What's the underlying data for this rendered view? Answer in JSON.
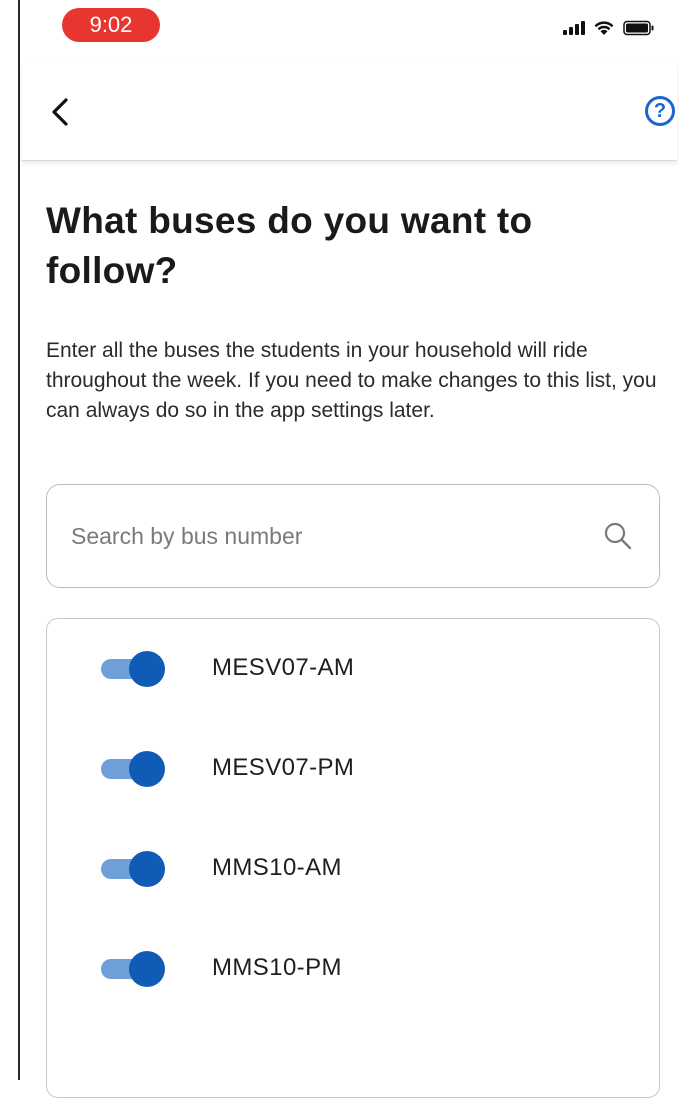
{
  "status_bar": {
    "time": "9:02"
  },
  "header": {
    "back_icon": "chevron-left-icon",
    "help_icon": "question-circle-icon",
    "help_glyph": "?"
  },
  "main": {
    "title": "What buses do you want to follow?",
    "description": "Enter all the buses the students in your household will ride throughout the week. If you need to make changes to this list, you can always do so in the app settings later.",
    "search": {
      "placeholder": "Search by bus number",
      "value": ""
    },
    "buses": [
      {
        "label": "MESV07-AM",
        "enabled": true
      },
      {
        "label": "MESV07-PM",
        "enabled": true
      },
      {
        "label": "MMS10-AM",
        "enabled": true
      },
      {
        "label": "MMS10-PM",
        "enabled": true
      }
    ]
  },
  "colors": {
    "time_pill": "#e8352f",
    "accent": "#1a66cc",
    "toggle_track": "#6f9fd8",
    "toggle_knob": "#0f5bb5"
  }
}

========

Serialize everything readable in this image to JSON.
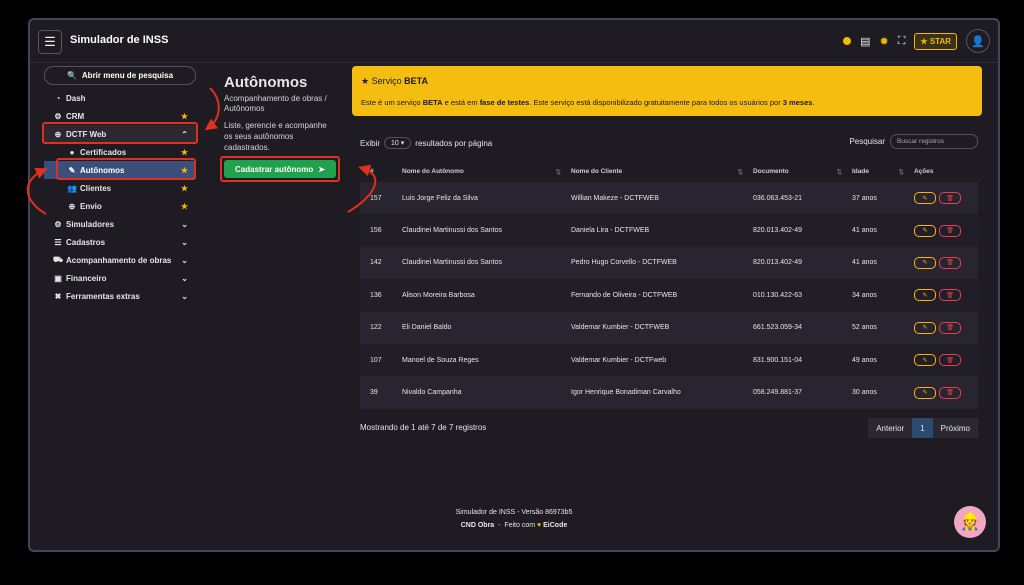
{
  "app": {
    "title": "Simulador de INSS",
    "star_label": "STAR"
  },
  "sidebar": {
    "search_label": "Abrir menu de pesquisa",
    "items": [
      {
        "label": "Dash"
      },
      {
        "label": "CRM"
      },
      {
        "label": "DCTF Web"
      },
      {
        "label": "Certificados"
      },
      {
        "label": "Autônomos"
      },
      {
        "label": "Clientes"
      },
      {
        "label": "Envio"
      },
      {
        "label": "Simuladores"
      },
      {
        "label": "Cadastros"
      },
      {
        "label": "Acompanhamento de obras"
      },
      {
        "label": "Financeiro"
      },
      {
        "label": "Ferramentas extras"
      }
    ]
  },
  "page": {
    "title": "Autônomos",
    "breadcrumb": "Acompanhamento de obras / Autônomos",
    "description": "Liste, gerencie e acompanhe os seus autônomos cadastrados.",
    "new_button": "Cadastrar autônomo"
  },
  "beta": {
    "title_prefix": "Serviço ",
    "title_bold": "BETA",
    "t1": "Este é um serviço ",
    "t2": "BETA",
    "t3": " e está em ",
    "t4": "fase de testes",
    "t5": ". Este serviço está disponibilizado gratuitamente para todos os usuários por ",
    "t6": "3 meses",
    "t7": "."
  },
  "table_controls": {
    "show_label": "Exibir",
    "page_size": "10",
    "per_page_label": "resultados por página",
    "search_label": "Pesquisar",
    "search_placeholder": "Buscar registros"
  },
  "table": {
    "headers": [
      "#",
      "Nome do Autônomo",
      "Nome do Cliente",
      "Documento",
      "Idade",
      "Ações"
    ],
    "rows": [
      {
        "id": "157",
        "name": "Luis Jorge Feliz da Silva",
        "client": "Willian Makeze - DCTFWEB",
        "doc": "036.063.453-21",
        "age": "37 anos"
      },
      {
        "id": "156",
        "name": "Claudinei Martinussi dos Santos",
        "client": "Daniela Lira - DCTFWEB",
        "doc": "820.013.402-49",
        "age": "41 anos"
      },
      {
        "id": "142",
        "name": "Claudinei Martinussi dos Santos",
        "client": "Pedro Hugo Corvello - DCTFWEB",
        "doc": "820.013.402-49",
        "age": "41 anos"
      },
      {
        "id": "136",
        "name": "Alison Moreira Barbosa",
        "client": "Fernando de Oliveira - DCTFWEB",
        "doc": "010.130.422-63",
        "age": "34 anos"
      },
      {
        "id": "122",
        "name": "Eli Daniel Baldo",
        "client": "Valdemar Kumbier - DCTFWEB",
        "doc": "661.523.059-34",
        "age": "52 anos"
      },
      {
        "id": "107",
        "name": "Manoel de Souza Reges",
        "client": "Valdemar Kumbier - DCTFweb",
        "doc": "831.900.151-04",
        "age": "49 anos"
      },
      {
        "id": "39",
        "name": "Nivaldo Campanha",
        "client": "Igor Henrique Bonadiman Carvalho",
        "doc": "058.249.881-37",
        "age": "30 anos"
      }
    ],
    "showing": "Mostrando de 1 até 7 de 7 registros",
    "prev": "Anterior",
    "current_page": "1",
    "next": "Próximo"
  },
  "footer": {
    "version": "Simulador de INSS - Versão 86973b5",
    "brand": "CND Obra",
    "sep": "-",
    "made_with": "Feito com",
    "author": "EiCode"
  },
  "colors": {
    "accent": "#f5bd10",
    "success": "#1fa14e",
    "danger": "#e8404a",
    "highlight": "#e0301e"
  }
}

========

◆ **WHAT YOU NEED TO DO**: All lines of the data above that include the word "description" must be shown.

◆ **EXPECTED OUTPUT**:
    "description": "Enter all the buses the students in your household will ride throughout the week. If you need to make changes to this list, you can always do so in the app settings later.",
    "description": "Liste, gerencie e acompanhe os seus autônomos cadastrados.",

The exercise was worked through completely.